Your objective: Return the data word for word, from the start through the line that contains "restore-button[interactable] (1696, 10, 1746, 50)", including that line.

Task data:
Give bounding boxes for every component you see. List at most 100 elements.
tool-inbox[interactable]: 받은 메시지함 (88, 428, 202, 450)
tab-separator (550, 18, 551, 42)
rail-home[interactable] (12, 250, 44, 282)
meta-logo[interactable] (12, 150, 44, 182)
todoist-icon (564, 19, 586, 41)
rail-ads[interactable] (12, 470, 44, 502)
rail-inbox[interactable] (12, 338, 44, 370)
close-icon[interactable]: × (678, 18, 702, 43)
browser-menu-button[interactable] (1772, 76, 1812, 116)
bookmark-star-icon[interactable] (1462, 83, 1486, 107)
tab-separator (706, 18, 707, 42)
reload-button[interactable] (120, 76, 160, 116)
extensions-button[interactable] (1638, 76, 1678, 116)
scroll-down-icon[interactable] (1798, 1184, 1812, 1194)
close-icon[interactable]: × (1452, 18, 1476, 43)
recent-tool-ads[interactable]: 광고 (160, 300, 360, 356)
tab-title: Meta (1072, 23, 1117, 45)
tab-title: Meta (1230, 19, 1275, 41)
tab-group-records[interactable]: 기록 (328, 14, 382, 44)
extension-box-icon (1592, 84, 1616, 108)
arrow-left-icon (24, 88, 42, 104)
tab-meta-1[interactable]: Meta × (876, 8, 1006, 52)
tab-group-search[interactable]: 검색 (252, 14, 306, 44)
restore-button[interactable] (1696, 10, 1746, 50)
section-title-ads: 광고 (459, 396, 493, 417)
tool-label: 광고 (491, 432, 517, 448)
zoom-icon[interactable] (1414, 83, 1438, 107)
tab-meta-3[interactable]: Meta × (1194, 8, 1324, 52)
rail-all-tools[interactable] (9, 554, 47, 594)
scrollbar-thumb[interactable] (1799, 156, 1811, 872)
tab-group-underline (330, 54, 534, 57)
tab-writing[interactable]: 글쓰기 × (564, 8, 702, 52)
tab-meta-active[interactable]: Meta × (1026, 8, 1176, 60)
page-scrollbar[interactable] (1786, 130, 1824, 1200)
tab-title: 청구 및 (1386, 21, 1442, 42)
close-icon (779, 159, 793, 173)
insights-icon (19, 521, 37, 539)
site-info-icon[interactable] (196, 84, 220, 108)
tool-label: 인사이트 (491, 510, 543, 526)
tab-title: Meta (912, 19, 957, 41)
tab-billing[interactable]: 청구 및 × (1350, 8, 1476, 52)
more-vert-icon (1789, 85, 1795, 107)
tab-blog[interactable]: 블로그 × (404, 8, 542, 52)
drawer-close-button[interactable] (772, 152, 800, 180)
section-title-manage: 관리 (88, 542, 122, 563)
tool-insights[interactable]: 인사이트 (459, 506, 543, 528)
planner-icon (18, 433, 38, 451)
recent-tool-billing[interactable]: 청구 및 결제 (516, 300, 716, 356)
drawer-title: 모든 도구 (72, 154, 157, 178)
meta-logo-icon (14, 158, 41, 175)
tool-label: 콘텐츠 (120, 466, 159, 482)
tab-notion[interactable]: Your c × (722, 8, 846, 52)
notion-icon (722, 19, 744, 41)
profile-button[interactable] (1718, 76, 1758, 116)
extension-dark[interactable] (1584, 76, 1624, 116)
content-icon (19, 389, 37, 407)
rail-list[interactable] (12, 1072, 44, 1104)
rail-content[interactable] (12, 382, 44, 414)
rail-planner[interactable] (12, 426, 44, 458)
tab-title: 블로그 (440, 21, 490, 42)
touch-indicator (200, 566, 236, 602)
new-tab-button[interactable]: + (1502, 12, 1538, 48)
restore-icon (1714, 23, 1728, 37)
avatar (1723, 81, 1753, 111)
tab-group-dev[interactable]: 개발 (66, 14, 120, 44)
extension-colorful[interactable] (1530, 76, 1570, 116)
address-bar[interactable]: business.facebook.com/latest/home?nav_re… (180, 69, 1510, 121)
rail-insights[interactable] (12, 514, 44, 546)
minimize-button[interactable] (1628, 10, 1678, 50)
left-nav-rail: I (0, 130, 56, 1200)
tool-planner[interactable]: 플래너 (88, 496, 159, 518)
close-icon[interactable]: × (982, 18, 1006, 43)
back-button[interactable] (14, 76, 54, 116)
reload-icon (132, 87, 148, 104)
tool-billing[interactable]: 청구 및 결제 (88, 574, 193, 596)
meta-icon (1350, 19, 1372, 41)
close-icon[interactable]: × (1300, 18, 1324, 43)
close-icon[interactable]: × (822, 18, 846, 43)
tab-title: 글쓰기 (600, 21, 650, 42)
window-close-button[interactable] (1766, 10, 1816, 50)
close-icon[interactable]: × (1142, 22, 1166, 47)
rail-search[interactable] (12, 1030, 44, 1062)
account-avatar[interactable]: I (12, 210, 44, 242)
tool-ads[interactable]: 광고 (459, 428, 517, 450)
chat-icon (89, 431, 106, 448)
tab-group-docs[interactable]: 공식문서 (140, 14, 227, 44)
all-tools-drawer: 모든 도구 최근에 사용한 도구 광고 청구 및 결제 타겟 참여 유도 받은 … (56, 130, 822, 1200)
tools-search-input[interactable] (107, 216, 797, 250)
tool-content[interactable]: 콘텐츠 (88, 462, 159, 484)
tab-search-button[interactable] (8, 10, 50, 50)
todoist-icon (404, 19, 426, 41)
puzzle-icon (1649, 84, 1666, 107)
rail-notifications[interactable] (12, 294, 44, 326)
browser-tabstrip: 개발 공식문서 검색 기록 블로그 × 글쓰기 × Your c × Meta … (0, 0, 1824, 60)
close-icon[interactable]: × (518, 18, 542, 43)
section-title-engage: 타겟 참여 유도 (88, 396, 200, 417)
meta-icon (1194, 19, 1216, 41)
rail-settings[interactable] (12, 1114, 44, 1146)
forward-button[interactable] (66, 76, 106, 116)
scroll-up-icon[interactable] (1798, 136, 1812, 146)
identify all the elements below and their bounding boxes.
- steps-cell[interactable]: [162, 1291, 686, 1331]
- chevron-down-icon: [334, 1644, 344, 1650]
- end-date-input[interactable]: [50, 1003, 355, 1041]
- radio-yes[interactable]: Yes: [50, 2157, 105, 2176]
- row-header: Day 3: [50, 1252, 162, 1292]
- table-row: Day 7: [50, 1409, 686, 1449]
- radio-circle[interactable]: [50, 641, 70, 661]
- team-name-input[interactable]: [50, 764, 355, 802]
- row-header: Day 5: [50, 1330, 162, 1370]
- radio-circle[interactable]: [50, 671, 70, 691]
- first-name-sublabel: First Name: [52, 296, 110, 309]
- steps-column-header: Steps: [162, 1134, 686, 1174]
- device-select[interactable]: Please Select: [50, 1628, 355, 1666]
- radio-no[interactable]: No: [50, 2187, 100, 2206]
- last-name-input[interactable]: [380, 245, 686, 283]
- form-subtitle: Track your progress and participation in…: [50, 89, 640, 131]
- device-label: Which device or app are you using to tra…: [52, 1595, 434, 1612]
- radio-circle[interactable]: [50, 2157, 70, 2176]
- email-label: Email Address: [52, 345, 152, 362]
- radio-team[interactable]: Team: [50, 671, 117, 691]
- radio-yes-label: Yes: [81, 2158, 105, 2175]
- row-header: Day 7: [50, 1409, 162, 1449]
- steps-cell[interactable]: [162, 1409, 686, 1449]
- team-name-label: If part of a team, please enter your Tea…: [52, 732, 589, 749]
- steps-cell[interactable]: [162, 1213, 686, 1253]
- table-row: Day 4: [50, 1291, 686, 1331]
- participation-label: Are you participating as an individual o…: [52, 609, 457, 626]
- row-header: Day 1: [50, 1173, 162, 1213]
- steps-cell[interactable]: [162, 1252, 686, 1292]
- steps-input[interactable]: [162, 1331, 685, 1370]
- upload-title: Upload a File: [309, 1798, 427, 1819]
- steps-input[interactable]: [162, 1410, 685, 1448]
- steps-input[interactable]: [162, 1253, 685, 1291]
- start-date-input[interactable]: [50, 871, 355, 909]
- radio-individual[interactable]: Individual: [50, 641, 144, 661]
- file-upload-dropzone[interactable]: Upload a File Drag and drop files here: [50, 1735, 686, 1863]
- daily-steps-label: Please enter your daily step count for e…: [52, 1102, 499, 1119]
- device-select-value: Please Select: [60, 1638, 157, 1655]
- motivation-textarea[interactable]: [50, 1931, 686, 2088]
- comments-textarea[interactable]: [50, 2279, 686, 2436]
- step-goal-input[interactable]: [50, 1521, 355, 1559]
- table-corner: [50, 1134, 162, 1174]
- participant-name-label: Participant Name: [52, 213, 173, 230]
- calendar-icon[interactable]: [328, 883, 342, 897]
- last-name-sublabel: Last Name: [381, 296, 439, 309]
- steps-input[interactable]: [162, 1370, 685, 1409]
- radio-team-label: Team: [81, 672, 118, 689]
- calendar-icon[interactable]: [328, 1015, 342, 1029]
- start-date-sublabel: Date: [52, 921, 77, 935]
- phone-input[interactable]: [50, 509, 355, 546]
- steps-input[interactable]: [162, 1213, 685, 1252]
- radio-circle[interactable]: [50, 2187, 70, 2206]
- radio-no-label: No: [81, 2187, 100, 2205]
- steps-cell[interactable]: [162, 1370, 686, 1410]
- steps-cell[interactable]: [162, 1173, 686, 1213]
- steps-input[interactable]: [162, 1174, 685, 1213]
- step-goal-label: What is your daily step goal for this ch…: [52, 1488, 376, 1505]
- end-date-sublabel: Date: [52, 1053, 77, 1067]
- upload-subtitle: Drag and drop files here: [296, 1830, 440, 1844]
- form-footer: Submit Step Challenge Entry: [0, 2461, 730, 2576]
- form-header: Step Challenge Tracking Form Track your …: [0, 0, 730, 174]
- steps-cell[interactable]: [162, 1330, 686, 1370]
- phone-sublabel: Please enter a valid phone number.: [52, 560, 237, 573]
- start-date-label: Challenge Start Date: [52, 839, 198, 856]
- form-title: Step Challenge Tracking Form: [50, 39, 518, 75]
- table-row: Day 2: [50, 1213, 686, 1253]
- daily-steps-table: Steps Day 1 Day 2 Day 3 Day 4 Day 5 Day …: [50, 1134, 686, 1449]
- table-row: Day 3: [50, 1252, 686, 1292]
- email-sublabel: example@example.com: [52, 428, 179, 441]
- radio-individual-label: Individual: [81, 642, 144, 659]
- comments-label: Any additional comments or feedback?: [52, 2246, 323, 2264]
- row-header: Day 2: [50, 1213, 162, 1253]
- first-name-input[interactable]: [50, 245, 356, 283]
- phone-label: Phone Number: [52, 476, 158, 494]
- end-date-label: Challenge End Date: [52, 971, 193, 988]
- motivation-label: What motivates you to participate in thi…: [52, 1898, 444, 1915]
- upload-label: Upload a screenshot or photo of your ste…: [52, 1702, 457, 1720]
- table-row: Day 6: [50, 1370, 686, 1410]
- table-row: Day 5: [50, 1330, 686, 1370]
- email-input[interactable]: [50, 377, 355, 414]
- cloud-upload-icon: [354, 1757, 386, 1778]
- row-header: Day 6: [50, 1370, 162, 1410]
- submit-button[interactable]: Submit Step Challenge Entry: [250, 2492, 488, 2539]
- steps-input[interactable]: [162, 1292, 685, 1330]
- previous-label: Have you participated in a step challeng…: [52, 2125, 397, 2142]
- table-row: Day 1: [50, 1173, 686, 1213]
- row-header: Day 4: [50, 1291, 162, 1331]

Exercise output:
Give bounding boxes for every component you see. List at most 100 elements.
tool-inbox[interactable]: 받은 메시지함 (88, 428, 202, 450)
tab-separator (550, 18, 551, 42)
rail-home[interactable] (12, 250, 44, 282)
meta-logo[interactable] (12, 150, 44, 182)
todoist-icon (564, 19, 586, 41)
rail-ads[interactable] (12, 470, 44, 502)
rail-inbox[interactable] (12, 338, 44, 370)
close-icon[interactable]: × (678, 18, 702, 43)
browser-menu-button[interactable] (1772, 76, 1812, 116)
bookmark-star-icon[interactable] (1462, 83, 1486, 107)
tab-separator (706, 18, 707, 42)
reload-button[interactable] (120, 76, 160, 116)
extensions-button[interactable] (1638, 76, 1678, 116)
scroll-down-icon[interactable] (1798, 1184, 1812, 1194)
close-icon[interactable]: × (1452, 18, 1476, 43)
recent-tool-ads[interactable]: 광고 (160, 300, 360, 356)
tab-title: Meta (1072, 23, 1117, 45)
tab-title: Meta (1230, 19, 1275, 41)
tab-group-records[interactable]: 기록 (328, 14, 382, 44)
extension-box-icon (1592, 84, 1616, 108)
arrow-left-icon (24, 88, 42, 104)
tab-meta-1[interactable]: Meta × (876, 8, 1006, 52)
tab-group-search[interactable]: 검색 (252, 14, 306, 44)
restore-button[interactable] (1696, 10, 1746, 50)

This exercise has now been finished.